• Recorded data
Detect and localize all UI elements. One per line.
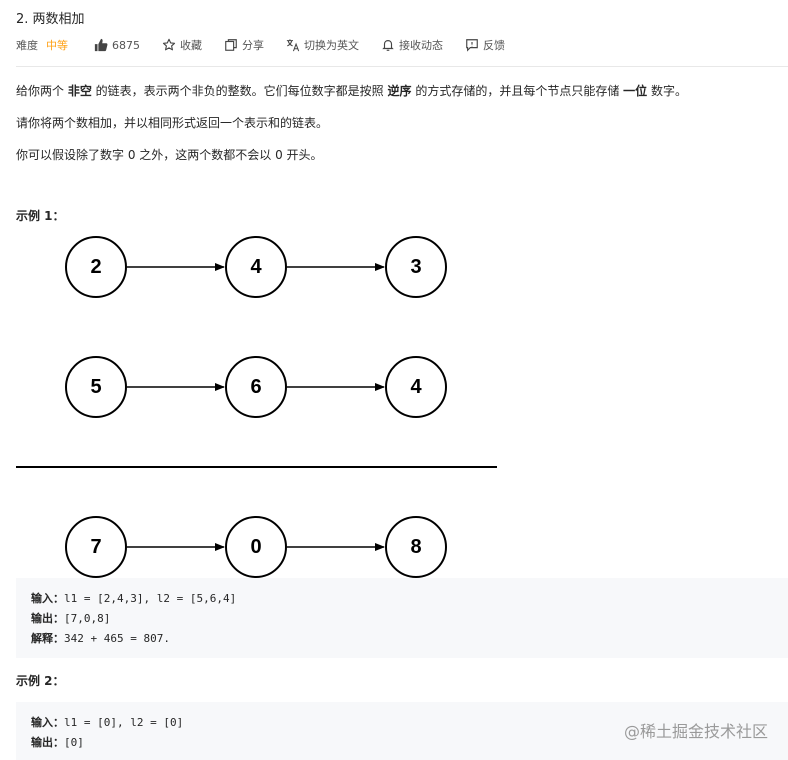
watermark: @稀土掘金技术社区	[623, 722, 768, 741]
example-2-input: 输入：l1 = [0], l2 = [0]	[31, 716, 184, 729]
list-node: 5	[65, 356, 127, 418]
list-l1: 2 4 3	[65, 236, 447, 298]
like-count: 6875	[112, 38, 140, 52]
svg-text:7: 7	[90, 536, 101, 558]
list-node: 3	[385, 236, 447, 298]
star-icon	[162, 38, 176, 51]
example-1-code-block: 输入：l1 = [2,4,3], l2 = [5,6,4] 输出：[7,0,8]…	[16, 578, 788, 658]
header-divider	[16, 66, 788, 67]
list-node: 8	[385, 516, 447, 578]
share-icon	[225, 39, 237, 51]
emphasis-one-digit: 一位	[623, 84, 648, 98]
svg-text:8: 8	[410, 536, 421, 558]
feedback-button[interactable]: 反馈	[465, 37, 505, 53]
notify-button[interactable]: 接收动态	[381, 37, 443, 53]
example-2-output: 输出：[0]	[31, 736, 84, 749]
example-1-input: 输入：l1 = [2,4,3], l2 = [5,6,4]	[31, 592, 237, 605]
problem-meta-bar: 难度 中等 6875 收藏 分享 切换为英文 接收动态 反馈	[16, 36, 527, 54]
svg-text:6: 6	[250, 376, 261, 398]
list-node: 0	[225, 516, 287, 578]
svg-text:2: 2	[90, 256, 101, 278]
bell-icon	[382, 40, 394, 51]
svg-text:3: 3	[410, 256, 421, 278]
svg-text:0: 0	[250, 536, 261, 558]
feedback-label: 反馈	[483, 39, 505, 52]
feedback-icon	[466, 39, 478, 52]
emphasis-reverse: 逆序	[387, 84, 412, 98]
emphasis-non-empty: 非空	[67, 84, 92, 98]
list-result: 7 0 8	[65, 516, 447, 578]
problem-title: 2. 两数相加	[16, 12, 85, 27]
description-paragraph-3: 你可以假设除了数字 0 之外，这两个数都不会以 0 开头。	[16, 148, 323, 162]
example-1-title: 示例 1：	[16, 209, 65, 223]
translate-button[interactable]: 切换为英文	[286, 37, 359, 53]
list-node: 6	[225, 356, 287, 418]
example-1-explanation: 解释：342 + 465 = 807.	[31, 632, 170, 645]
favorite-button[interactable]: 收藏	[162, 37, 202, 53]
share-label: 分享	[242, 39, 264, 52]
linked-list-diagram: 2 4 3 5 6 4 7 0 8	[16, 236, 497, 578]
share-button[interactable]: 分享	[224, 37, 264, 53]
description-paragraph-1: 给你两个 非空 的链表，表示两个非负的整数。它们每位数字都是按照 逆序 的方式存…	[16, 84, 687, 98]
example-2-code-block: 输入：l1 = [0], l2 = [0] 输出：[0]	[16, 702, 788, 760]
difficulty-badge: 中等	[46, 39, 68, 52]
translate-icon	[286, 39, 300, 52]
like-button[interactable]: 6875	[94, 38, 140, 52]
svg-text:4: 4	[410, 376, 422, 398]
list-node: 4	[225, 236, 287, 298]
translate-label: 切换为英文	[304, 39, 359, 52]
list-node: 4	[385, 356, 447, 418]
example-1-output: 输出：[7,0,8]	[31, 612, 111, 625]
list-node: 7	[65, 516, 127, 578]
thumbs-up-icon	[94, 38, 108, 52]
notify-label: 接收动态	[399, 39, 443, 52]
description-paragraph-2: 请你将两个数相加，并以相同形式返回一个表示和的链表。	[16, 116, 329, 130]
list-node: 2	[65, 236, 127, 298]
list-l2: 5 6 4	[65, 356, 447, 418]
favorite-label: 收藏	[180, 39, 202, 52]
svg-text:4: 4	[250, 256, 262, 278]
svg-text:5: 5	[90, 376, 101, 398]
difficulty-label: 难度	[16, 39, 38, 52]
example-2-title: 示例 2：	[16, 674, 65, 688]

• Stated exercise
Rename every "list-node" in the records above to "chain-node", keeping all other text unchanged, and write the records out again without the picture.

• Reply
Detect and localize all UI elements. One per line.
watermark: @稀土掘金技术社区	[623, 722, 768, 741]
example-2-input: 输入：l1 = [0], l2 = [0]	[31, 716, 184, 729]
chain-node: 5	[65, 356, 127, 418]
list-l1: 2 4 3	[65, 236, 447, 298]
like-count: 6875	[112, 38, 140, 52]
svg-text:7: 7	[90, 536, 101, 558]
chain-node: 3	[385, 236, 447, 298]
star-icon	[162, 38, 176, 51]
example-1-code-block: 输入：l1 = [2,4,3], l2 = [5,6,4] 输出：[7,0,8]…	[16, 578, 788, 658]
header-divider	[16, 66, 788, 67]
chain-node: 8	[385, 516, 447, 578]
share-icon	[225, 39, 237, 51]
emphasis-one-digit: 一位	[623, 84, 648, 98]
svg-text:8: 8	[410, 536, 421, 558]
feedback-button[interactable]: 反馈	[465, 37, 505, 53]
notify-button[interactable]: 接收动态	[381, 37, 443, 53]
example-2-output: 输出：[0]	[31, 736, 84, 749]
example-1-input: 输入：l1 = [2,4,3], l2 = [5,6,4]	[31, 592, 237, 605]
problem-meta-bar: 难度 中等 6875 收藏 分享 切换为英文 接收动态 反馈	[16, 36, 527, 54]
svg-text:6: 6	[250, 376, 261, 398]
chain-node: 0	[225, 516, 287, 578]
svg-text:2: 2	[90, 256, 101, 278]
bell-icon	[382, 40, 394, 51]
svg-text:3: 3	[410, 256, 421, 278]
svg-text:0: 0	[250, 536, 261, 558]
feedback-label: 反馈	[483, 39, 505, 52]
feedback-icon	[466, 39, 478, 52]
emphasis-reverse: 逆序	[387, 84, 412, 98]
emphasis-non-empty: 非空	[67, 84, 92, 98]
list-result: 7 0 8	[65, 516, 447, 578]
problem-title: 2. 两数相加	[16, 12, 85, 27]
description-paragraph-3: 你可以假设除了数字 0 之外，这两个数都不会以 0 开头。	[16, 148, 323, 162]
example-1-title: 示例 1：	[16, 209, 65, 223]
translate-button[interactable]: 切换为英文	[286, 37, 359, 53]
chain-node: 6	[225, 356, 287, 418]
example-1-explanation: 解释：342 + 465 = 807.	[31, 632, 170, 645]
favorite-button[interactable]: 收藏	[162, 37, 202, 53]
share-label: 分享	[242, 39, 264, 52]
linked-list-diagram: 2 4 3 5 6 4 7 0 8	[16, 236, 497, 578]
share-button[interactable]: 分享	[224, 37, 264, 53]
description-paragraph-1: 给你两个 非空 的链表，表示两个非负的整数。它们每位数字都是按照 逆序 的方式存…	[16, 84, 687, 98]
example-2-code-block: 输入：l1 = [0], l2 = [0] 输出：[0]	[16, 702, 788, 760]
difficulty-badge: 中等	[46, 39, 68, 52]
translate-icon	[286, 39, 300, 52]
like-button[interactable]: 6875	[94, 38, 140, 52]
svg-text:4: 4	[410, 376, 422, 398]
chain-node: 4	[225, 236, 287, 298]
translate-label: 切换为英文	[304, 39, 359, 52]
chain-node: 4	[385, 356, 447, 418]
example-1-output: 输出：[7,0,8]	[31, 612, 111, 625]
chain-node: 7	[65, 516, 127, 578]
thumbs-up-icon	[94, 38, 108, 52]
notify-label: 接收动态	[399, 39, 443, 52]
description-paragraph-2: 请你将两个数相加，并以相同形式返回一个表示和的链表。	[16, 116, 329, 130]
chain-node: 2	[65, 236, 127, 298]
list-l2: 5 6 4	[65, 356, 447, 418]
favorite-label: 收藏	[180, 39, 202, 52]
svg-text:4: 4	[250, 256, 262, 278]
svg-text:5: 5	[90, 376, 101, 398]
difficulty-label: 难度	[16, 39, 38, 52]
example-2-title: 示例 2：	[16, 674, 65, 688]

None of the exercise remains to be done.